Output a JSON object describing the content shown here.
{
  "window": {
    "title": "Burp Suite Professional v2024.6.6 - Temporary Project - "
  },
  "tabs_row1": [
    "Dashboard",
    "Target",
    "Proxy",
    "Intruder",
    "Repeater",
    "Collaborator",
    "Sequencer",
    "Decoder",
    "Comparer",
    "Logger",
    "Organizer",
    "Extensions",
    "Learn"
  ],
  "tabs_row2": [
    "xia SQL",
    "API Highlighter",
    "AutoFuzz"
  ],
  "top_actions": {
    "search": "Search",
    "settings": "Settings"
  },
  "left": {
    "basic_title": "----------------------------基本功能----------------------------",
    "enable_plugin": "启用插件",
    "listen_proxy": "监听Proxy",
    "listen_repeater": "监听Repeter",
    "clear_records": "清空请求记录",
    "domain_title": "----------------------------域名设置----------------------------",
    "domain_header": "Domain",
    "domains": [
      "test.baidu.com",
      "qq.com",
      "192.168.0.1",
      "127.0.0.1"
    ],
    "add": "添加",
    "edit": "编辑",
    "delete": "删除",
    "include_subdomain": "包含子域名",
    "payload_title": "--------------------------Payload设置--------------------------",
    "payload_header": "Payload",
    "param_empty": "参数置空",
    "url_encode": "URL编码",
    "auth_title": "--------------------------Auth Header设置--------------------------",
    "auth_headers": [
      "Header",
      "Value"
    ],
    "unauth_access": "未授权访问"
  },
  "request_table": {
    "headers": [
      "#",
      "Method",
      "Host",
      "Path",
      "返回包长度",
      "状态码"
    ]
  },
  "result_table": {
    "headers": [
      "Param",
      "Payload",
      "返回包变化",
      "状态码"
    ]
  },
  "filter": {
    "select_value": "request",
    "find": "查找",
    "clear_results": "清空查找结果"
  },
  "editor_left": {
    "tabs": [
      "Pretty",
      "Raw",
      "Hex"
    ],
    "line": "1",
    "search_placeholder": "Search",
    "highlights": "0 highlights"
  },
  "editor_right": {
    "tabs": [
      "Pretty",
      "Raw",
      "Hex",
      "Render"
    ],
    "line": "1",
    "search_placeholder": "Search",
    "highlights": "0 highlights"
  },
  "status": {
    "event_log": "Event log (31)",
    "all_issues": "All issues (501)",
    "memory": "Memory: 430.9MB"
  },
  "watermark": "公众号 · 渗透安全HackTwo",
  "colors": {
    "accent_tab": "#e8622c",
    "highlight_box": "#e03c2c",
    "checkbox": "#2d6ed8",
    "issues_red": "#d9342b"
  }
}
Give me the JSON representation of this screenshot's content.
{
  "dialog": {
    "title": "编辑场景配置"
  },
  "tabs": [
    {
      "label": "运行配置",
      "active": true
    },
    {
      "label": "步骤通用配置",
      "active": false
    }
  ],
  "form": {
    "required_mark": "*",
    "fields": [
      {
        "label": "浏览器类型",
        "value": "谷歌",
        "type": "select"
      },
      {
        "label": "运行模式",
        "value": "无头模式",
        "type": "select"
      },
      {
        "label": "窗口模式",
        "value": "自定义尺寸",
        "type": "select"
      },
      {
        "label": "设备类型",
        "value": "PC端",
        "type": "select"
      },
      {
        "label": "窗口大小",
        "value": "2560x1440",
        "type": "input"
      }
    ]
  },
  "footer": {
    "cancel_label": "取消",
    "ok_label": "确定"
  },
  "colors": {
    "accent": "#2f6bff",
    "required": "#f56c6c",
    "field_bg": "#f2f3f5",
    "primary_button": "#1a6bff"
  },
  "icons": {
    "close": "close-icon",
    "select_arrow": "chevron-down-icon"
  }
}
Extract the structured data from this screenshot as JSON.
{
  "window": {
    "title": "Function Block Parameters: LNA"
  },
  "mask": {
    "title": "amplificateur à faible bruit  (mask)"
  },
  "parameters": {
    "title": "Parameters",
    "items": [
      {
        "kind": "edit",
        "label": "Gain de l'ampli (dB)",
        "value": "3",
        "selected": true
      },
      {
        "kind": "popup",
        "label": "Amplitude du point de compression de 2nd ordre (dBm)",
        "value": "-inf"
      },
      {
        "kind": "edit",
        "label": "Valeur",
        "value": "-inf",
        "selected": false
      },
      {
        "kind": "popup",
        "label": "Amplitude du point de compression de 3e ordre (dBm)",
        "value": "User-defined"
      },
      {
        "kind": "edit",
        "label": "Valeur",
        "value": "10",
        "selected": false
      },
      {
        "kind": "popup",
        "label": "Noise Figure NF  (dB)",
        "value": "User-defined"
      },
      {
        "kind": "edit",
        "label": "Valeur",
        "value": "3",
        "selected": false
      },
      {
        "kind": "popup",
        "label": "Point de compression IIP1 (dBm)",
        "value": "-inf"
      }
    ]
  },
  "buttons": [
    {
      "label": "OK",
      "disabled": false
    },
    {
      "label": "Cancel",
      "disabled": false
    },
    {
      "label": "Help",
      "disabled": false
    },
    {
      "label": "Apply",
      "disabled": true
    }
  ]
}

---

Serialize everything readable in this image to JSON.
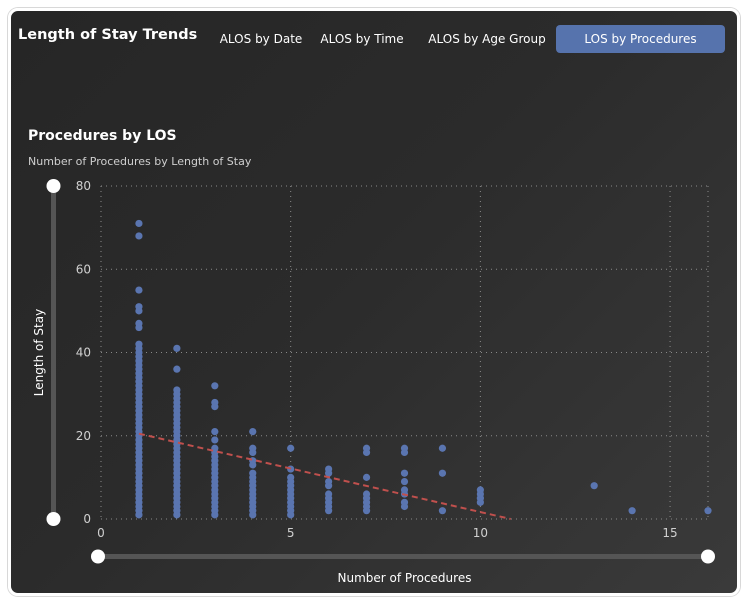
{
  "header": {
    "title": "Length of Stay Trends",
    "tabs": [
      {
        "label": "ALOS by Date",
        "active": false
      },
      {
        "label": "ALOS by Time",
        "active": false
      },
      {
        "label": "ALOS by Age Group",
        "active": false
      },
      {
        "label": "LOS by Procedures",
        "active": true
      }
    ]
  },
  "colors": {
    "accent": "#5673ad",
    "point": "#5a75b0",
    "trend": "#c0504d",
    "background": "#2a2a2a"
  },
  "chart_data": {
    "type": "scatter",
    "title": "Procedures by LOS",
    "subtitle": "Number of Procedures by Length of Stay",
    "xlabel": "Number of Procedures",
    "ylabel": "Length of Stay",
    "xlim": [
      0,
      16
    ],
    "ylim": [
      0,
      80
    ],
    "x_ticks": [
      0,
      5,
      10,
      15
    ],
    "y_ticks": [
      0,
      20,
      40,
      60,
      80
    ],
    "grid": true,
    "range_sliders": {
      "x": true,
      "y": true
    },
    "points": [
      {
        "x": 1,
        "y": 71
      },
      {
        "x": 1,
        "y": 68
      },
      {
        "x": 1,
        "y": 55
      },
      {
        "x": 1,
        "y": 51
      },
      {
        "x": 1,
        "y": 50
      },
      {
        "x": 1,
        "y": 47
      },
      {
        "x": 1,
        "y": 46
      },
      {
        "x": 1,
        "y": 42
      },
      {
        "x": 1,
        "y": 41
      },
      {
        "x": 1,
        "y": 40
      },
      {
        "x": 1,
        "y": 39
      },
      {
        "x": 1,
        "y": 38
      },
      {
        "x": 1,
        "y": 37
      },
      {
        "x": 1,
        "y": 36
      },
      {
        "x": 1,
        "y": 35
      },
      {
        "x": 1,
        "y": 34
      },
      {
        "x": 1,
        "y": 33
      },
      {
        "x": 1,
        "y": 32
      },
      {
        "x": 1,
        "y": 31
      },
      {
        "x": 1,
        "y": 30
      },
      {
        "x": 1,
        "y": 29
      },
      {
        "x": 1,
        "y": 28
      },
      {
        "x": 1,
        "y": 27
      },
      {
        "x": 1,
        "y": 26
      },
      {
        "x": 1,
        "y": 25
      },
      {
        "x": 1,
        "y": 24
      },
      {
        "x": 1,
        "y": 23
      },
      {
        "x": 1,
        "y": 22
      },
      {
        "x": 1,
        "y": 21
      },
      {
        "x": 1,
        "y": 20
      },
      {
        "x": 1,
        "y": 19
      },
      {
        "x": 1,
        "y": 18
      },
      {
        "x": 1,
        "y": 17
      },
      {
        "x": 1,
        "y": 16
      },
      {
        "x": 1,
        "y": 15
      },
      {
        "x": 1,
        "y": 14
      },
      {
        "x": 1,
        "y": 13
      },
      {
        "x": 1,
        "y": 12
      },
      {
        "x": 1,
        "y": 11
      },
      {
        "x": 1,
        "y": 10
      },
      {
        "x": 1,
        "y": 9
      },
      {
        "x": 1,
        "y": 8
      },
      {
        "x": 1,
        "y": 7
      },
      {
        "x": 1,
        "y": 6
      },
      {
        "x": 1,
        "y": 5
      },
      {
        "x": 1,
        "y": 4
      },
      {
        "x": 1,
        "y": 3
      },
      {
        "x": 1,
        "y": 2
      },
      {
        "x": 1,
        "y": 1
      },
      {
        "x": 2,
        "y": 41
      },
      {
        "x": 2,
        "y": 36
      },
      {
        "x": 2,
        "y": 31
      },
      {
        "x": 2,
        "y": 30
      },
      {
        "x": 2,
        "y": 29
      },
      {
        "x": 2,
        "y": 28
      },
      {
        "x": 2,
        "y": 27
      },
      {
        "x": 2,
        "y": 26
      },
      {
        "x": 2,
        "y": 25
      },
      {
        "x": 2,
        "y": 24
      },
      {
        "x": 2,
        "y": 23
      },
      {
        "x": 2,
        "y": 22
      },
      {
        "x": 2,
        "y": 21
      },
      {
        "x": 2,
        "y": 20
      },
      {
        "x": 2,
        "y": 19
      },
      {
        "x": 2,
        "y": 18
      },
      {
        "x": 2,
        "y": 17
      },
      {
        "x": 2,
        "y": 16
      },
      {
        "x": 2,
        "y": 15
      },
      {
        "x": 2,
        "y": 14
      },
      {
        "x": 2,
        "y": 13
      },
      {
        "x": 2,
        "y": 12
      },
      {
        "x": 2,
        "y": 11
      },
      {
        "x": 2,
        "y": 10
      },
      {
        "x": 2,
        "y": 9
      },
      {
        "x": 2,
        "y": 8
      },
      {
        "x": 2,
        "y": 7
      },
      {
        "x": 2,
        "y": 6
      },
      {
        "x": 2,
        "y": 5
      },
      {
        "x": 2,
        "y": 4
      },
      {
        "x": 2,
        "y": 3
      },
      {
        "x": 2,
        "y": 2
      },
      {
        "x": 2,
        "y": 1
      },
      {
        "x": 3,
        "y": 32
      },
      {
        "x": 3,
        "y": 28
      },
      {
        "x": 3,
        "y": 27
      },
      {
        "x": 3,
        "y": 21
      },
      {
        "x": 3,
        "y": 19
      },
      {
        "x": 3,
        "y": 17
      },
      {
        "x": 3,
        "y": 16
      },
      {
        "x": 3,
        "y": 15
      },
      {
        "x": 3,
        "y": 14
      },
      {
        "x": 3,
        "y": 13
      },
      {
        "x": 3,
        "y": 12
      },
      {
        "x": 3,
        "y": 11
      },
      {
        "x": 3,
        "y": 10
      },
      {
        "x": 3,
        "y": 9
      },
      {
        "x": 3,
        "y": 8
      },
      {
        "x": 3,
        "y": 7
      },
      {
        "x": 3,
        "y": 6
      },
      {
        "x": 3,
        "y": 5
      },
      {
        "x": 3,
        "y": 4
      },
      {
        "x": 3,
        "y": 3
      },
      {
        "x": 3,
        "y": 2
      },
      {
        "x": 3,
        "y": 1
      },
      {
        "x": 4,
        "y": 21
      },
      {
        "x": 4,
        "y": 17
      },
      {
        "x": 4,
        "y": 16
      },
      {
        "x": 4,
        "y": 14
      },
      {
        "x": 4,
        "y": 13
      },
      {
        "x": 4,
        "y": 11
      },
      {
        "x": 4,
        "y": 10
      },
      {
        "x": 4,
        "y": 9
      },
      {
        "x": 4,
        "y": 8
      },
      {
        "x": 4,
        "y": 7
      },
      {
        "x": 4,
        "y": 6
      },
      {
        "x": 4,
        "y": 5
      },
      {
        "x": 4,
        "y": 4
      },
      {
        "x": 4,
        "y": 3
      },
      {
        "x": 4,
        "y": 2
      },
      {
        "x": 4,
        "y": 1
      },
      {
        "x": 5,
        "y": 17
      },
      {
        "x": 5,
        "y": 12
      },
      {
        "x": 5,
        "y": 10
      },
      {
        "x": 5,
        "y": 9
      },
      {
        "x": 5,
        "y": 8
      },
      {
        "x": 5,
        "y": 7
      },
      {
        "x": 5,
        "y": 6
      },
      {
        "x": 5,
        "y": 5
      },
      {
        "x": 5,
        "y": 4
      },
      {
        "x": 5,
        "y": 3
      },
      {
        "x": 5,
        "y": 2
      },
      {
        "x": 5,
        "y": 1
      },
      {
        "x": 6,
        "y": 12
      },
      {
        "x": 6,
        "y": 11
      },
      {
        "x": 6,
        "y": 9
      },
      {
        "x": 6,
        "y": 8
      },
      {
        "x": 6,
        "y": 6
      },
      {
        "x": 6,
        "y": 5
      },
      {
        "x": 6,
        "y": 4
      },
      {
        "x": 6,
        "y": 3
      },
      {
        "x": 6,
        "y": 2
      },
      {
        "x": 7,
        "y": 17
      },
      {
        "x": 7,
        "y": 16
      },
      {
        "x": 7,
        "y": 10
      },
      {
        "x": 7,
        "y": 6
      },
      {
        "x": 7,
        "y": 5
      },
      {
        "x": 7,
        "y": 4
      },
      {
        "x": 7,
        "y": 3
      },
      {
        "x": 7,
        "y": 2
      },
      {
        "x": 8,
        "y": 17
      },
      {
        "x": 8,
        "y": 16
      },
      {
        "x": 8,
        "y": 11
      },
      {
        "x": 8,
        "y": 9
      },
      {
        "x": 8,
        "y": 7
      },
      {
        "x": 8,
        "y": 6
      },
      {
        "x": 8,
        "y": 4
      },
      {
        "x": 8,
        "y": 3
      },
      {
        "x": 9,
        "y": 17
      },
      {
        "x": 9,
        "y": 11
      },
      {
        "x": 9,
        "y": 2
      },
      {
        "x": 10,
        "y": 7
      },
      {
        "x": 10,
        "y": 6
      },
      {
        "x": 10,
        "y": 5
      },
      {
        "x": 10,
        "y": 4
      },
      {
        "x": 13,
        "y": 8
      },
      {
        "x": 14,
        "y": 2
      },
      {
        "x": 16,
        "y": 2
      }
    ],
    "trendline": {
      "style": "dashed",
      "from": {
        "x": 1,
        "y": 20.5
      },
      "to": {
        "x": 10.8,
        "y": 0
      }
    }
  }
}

**EXERCISE REQUIREMENTS**
Look through the listing and extract every line with "Procedures" in it.

**THE OUTPUT**
        "label": "LOS by Procedures",
    "title": "Procedures by LOS",
    "subtitle": "Number of Procedures by Length of Stay",
    "xlabel": "Number of Procedures",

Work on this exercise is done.